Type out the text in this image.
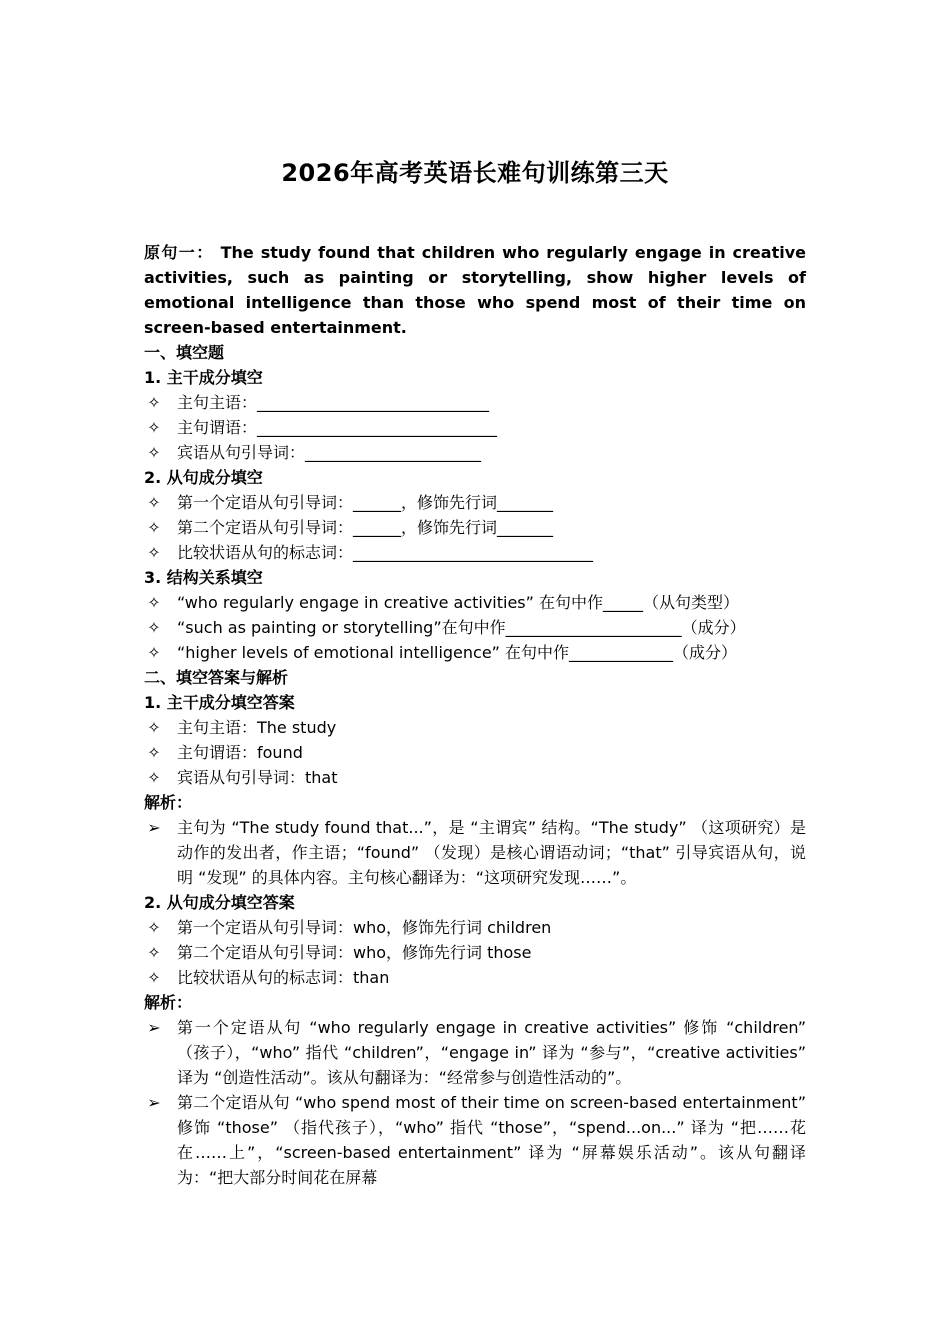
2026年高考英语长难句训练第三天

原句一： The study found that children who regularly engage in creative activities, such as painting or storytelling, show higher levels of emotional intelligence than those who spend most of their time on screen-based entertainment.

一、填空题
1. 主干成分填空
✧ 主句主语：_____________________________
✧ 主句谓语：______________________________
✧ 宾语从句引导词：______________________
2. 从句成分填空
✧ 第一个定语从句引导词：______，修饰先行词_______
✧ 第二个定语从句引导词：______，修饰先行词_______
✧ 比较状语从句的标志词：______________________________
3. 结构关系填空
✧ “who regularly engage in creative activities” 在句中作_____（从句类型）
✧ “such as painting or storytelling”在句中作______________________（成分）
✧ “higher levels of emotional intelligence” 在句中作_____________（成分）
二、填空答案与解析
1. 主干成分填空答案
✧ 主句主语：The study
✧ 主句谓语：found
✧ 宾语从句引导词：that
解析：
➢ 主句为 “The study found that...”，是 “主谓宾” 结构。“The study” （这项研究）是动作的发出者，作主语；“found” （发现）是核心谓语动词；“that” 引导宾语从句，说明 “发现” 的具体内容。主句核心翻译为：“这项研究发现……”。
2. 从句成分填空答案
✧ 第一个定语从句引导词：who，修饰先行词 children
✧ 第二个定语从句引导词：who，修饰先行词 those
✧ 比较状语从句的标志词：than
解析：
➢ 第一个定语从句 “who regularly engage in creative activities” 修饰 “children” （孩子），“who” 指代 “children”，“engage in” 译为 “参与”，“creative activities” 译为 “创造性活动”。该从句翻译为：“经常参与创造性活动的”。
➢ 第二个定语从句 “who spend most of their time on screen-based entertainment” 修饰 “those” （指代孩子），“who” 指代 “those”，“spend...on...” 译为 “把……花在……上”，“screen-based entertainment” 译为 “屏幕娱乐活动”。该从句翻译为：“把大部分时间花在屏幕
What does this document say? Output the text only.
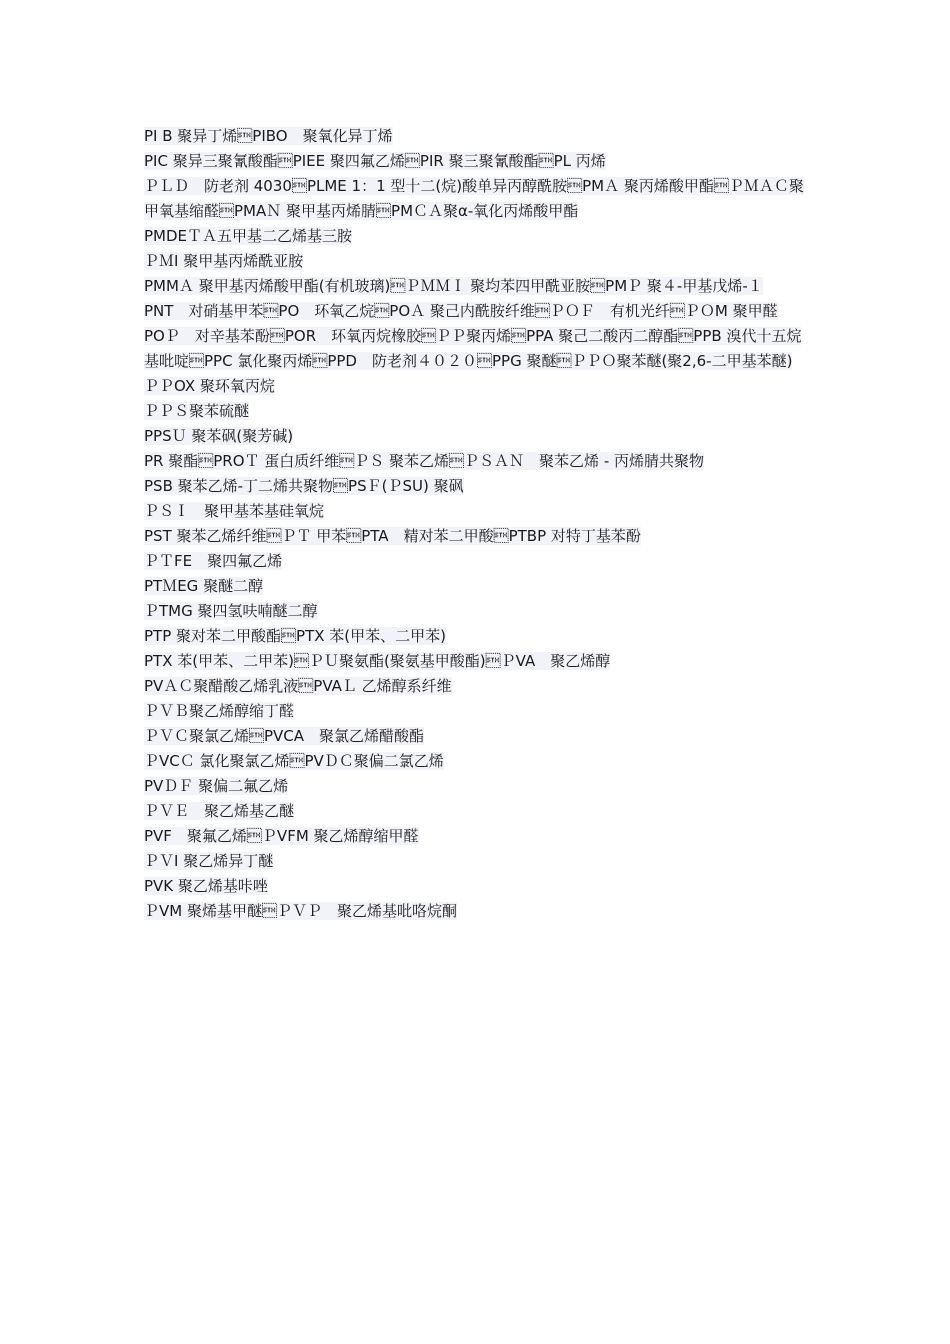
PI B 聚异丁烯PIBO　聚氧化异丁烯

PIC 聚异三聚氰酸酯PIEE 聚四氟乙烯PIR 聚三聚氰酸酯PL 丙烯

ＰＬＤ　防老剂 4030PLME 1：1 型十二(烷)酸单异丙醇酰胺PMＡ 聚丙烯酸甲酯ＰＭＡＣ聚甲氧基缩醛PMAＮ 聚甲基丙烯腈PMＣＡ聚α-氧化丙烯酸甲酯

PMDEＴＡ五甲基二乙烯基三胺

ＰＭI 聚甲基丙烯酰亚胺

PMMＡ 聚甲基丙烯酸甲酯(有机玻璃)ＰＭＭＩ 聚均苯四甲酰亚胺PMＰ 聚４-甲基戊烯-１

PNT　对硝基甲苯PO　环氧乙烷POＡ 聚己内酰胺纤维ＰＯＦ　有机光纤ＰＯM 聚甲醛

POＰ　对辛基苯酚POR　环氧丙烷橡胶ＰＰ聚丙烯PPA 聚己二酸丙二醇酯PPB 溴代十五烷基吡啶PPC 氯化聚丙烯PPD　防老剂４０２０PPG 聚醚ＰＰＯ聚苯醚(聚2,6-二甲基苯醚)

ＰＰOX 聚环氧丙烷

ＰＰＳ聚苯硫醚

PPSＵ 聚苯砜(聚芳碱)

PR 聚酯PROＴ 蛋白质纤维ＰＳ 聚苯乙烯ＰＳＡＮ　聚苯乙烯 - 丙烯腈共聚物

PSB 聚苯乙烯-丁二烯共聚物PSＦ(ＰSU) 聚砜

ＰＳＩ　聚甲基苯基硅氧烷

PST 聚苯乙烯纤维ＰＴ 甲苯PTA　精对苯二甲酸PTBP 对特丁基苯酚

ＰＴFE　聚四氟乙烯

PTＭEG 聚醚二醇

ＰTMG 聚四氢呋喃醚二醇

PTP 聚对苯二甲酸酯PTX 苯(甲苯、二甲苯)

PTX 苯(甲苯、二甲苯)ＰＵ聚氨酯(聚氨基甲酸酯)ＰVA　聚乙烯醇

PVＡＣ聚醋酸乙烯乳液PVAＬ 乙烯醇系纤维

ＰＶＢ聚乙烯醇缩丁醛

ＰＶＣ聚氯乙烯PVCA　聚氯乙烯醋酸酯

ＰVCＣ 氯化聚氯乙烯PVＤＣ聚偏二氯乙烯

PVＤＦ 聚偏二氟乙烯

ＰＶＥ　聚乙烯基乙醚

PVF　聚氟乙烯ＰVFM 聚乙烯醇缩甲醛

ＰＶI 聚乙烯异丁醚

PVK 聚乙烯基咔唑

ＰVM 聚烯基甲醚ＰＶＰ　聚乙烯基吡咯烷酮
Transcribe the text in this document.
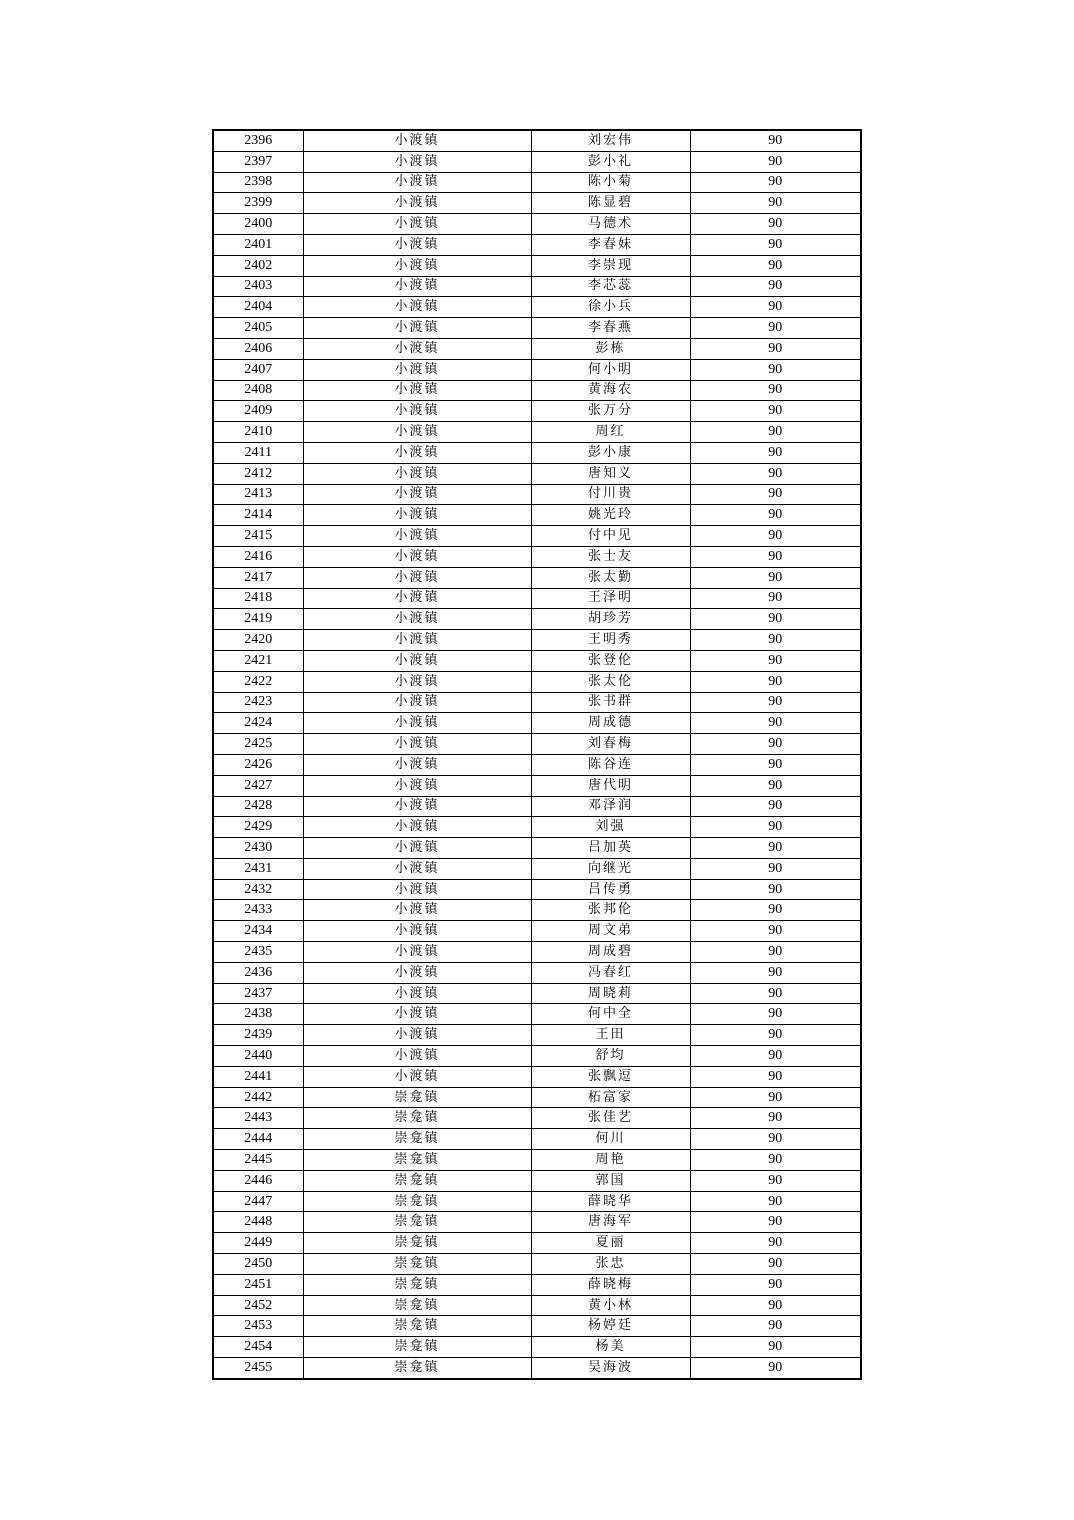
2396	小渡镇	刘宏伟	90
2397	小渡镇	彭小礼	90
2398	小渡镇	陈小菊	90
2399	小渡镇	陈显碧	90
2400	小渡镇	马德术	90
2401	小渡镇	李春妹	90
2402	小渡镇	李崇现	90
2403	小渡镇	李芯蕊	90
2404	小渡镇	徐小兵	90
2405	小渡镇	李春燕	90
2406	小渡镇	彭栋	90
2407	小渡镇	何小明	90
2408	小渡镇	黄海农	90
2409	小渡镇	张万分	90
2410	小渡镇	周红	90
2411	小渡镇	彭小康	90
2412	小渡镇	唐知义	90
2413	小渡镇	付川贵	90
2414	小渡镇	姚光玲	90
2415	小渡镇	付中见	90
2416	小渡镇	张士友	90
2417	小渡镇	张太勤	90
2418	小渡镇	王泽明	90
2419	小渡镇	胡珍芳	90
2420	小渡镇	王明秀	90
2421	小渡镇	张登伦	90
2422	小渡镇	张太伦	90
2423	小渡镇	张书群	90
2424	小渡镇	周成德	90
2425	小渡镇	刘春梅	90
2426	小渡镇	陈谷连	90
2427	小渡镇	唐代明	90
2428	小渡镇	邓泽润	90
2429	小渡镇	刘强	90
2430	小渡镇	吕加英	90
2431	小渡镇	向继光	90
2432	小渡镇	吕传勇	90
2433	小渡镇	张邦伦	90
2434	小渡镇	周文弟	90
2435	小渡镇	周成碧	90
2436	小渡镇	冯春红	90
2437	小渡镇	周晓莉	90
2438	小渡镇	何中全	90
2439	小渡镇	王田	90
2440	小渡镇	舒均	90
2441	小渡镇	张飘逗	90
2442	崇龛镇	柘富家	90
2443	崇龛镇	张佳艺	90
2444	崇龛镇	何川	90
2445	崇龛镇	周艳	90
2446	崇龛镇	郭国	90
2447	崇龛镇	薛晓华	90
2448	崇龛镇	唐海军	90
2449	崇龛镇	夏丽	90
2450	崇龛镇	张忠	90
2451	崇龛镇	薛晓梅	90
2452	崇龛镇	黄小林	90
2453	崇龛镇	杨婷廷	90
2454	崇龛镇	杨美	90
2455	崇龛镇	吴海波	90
====
§ EXERCISE DETAILS
Identify the lines of the data that contain the word "most". Copy each of them.

§ ANSWER TO THE TASK
原句一： The study found that children who regularly engage in creative activities, such as painting or storytelling, show higher levels of emotional intelligence than those who spend most of their time on screen-based entertainment.
➢ 第二个定语从句 “who spend most of their time on screen-based entertainment” 修饰 “those” （指代孩子），“who” 指代 “those”，“spend...on...” 译为 “把……花在……上”，“screen-based entertainment” 译为 “屏幕娱乐活动”。该从句翻译为：“把大部分时间花在屏幕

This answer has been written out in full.